((

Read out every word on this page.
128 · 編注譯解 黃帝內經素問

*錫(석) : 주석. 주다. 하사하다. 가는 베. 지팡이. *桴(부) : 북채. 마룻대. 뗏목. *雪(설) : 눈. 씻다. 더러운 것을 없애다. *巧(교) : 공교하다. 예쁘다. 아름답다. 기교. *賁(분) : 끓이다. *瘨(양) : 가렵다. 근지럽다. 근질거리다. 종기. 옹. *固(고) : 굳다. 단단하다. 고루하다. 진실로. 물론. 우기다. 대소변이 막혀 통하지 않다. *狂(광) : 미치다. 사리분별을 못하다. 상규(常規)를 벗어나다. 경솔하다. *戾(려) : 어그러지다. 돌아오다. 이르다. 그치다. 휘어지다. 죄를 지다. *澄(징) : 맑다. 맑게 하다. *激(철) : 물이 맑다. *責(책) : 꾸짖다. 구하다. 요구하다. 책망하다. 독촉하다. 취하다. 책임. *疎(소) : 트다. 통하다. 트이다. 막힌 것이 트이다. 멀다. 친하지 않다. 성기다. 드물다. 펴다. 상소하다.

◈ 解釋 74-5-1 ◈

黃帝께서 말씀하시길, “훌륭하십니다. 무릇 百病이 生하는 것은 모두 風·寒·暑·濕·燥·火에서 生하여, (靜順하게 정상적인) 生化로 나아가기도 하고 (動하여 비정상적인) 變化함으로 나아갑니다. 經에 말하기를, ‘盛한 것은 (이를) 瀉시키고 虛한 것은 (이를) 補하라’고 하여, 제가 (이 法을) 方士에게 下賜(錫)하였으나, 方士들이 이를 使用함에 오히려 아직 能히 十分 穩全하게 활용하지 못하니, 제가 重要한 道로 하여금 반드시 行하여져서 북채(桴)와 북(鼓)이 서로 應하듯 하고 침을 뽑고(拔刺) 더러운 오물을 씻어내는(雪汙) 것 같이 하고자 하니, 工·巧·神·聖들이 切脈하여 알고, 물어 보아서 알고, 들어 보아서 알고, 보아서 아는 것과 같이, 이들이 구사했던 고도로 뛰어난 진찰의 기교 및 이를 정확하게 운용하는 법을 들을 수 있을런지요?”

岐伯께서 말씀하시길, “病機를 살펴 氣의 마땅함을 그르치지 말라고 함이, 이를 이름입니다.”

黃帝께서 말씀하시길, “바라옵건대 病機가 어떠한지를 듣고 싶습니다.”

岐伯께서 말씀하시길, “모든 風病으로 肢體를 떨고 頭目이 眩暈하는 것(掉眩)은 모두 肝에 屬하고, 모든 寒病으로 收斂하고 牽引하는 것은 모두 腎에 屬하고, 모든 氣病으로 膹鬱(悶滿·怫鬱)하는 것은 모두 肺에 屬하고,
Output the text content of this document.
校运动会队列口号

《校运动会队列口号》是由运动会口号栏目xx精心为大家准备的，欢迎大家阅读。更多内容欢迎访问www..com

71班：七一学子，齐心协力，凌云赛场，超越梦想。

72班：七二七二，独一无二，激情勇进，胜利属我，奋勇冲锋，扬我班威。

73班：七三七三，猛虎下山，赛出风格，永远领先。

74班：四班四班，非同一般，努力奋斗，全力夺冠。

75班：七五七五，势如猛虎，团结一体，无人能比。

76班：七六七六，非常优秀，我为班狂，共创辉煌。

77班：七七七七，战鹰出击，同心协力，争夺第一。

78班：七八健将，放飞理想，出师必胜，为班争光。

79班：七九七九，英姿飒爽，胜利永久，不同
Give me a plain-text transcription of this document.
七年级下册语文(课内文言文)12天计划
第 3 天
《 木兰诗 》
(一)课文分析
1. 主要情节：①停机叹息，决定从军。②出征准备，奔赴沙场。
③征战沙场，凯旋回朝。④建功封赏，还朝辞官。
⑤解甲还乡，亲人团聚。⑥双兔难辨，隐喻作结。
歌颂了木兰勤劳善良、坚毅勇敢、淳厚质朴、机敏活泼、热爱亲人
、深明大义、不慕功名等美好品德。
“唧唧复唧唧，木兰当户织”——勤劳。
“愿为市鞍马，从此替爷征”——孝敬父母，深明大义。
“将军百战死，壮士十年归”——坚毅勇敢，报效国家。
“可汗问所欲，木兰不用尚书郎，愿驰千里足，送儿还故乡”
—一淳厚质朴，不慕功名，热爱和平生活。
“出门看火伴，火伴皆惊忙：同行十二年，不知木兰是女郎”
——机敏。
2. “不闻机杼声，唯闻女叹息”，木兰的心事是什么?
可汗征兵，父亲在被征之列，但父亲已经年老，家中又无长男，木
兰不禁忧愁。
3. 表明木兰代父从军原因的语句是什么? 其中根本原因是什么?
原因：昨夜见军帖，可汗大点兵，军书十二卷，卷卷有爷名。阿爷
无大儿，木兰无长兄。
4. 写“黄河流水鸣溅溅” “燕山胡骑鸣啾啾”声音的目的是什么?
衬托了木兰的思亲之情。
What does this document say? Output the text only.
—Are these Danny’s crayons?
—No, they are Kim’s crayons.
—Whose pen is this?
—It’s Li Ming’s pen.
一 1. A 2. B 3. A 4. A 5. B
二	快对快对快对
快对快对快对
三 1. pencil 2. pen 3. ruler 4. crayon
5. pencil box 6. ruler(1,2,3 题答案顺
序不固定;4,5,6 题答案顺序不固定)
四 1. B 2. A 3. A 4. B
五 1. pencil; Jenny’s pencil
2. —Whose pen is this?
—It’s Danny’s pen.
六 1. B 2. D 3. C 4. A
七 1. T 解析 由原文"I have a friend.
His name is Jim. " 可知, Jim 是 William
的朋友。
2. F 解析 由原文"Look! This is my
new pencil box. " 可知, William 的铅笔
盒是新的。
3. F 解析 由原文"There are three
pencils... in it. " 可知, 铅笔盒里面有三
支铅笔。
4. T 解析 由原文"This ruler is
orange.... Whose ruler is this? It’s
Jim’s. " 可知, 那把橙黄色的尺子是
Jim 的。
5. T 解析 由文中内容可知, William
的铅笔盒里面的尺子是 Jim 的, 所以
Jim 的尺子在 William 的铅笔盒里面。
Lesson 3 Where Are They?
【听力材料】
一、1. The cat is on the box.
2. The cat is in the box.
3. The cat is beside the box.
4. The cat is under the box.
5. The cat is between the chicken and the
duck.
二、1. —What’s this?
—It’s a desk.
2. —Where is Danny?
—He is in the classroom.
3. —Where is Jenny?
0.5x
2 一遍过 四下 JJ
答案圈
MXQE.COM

))

The exercise: Give the count of lines in the listing above that include "What", with no other words.

Solution to this task: 2